Material provided:
—————

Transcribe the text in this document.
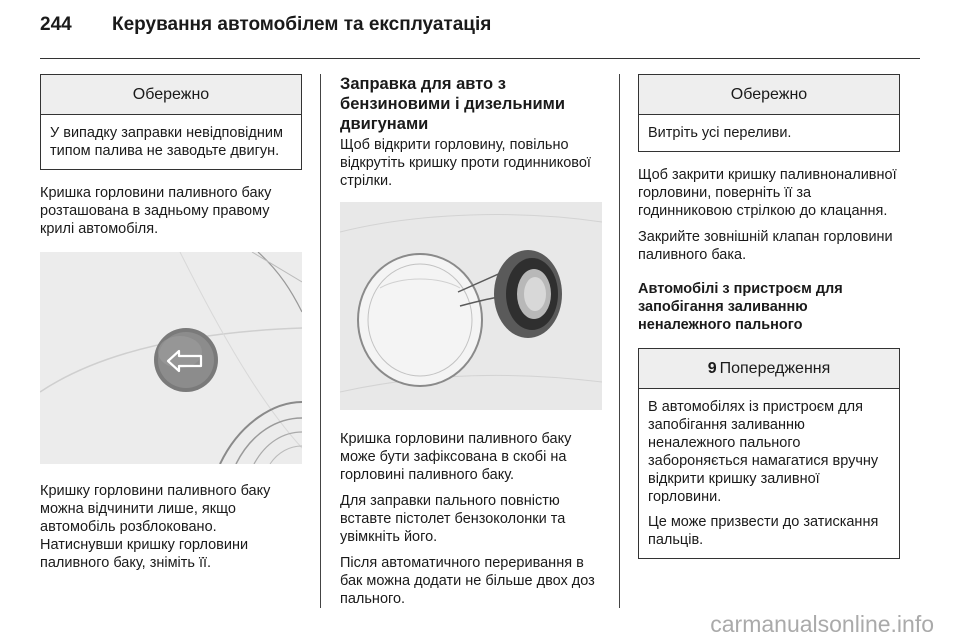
244 Керування автомобілем та експлуатація
Обережно

У випадку заправки невідповідним типом палива не заводьте двигун.

Кришка горловини паливного баку розташована в задньому правому крилі автомобіля.

Кришку горловини паливного баку можна відчинити лише, якщо автомобіль розблоковано. Натиснувши кришку горловини паливного баку, зніміть її.

Заправка для авто з бензиновими і дизельними двигунами

Щоб відкрити горловину, повільно відкрутіть кришку проти годинникової стрілки.

Кришка горловини паливного баку може бути зафіксована в скобі на горловині паливного баку.

Для заправки пального повністю вставте пістолет бензоколонки та увімкніть його.

Після автоматичного переривання в бак можна додати не більше двох доз пального.

Обережно

Витріть усі переливи.

Щоб закрити кришку паливноналивної горловини, поверніть її за годинниковою стрілкою до клацання.

Закрийте зовнішній клапан горловини паливного бака.

Автомобілі з пристроєм для запобігання заливанню неналежного пального
9 Попередження

В автомобілях із пристроєм для запобігання заливанню неналежного пального забороняється намагатися вручну відкрити кришку заливної горловини.

Це може призвести до затискання пальців.

carmanualsonline.info
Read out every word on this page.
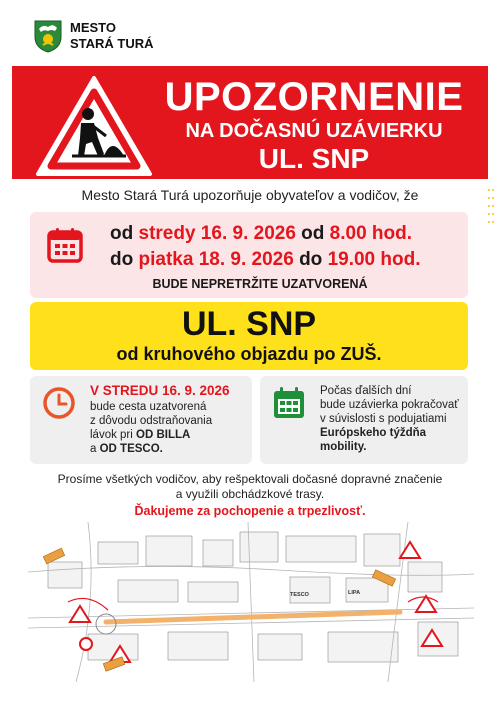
MESTO
STARÁ TURÁ
UPOZORNENIE
NA DOČASNÚ UZÁVIERKU
UL. SNP
Mesto Stará Turá upozorňuje obyvateľov a vodičov, že
od stredy 16. 9. 2026 od 8.00 hod.
do piatka 18. 9. 2026 do 19.00 hod.
BUDE NEPRETRŽITE UZATVORENÁ
UL. SNP
od kruhového objazdu po ZUŠ.
V STREDU 16. 9. 2026
bude cesta uzatvorená
z dôvodu odstraňovania
lávok pri OD BILLA
a OD TESCO.
Počas ďalších dní
bude uzávierka pokračovať
v súvislosti s podujatiami
Európskeho týždňa
mobility.
Prosíme všetkých vodičov, aby rešpektovali dočasné dopravné značenie
a využili obchádzkové trasy.
Ďakujeme za pochopenie a trpezlivosť.
TESCO	LIPA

—————

Look through the entries above; copy every line holding the string "заливанню".

Автомобілі з пристроєм для запобігання заливанню неналежного пального
В автомобілях із пристроєм для запобігання заливанню неналежного пального забороняється намагатися вручну відкрити кришку заливної горловини.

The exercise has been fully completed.